▸ **Task statement**
Go through the listing below and list every line with "subtitle".

▸ **Provided records**
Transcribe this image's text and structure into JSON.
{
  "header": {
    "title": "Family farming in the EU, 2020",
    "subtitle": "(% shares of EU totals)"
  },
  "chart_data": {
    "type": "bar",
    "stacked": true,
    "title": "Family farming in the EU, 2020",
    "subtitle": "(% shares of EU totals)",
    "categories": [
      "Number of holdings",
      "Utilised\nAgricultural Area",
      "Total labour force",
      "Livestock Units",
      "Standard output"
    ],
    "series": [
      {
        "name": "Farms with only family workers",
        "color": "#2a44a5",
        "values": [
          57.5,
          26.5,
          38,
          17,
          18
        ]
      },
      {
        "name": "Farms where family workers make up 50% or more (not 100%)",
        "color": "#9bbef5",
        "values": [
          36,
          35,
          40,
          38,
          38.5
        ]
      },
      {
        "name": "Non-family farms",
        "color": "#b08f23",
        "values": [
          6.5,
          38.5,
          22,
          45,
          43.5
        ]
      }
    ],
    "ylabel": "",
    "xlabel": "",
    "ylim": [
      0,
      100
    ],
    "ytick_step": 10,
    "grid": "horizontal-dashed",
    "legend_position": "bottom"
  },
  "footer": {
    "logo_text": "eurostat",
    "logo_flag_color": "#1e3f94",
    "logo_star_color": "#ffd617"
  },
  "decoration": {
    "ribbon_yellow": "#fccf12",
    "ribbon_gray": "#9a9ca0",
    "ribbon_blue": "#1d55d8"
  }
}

▸ **Full output**
    "subtitle": "(% shares of EU totals)"
    "subtitle": "(% shares of EU totals)",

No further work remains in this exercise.